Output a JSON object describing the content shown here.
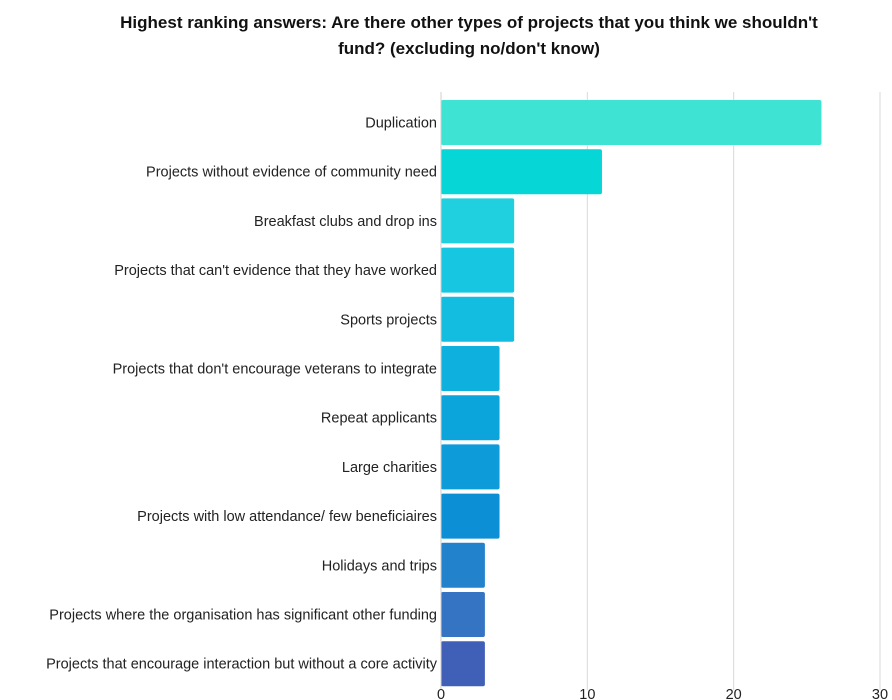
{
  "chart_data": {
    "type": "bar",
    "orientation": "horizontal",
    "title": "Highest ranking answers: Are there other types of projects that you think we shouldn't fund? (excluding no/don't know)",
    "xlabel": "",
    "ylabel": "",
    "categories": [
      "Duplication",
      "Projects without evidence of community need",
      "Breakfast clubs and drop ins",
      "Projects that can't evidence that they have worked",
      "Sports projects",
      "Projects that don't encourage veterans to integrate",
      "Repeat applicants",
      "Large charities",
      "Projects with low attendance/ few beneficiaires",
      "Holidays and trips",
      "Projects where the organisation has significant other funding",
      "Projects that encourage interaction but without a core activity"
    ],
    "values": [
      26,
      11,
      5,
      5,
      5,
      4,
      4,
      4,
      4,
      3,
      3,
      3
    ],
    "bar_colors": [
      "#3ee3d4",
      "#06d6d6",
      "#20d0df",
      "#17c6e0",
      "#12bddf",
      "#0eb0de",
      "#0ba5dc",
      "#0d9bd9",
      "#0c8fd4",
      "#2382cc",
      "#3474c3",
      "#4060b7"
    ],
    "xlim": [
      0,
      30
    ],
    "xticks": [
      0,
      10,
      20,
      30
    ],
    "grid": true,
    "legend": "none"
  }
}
____
**AIM OF THE TASK:** Above are the records; copy every line in them that holds the word "other".

**REPLY:**
    "title": "Highest ranking answers: Are there other types of projects that you think we shouldn't fund? (excluding no/don't know)",
      "Projects where the organisation has significant other funding",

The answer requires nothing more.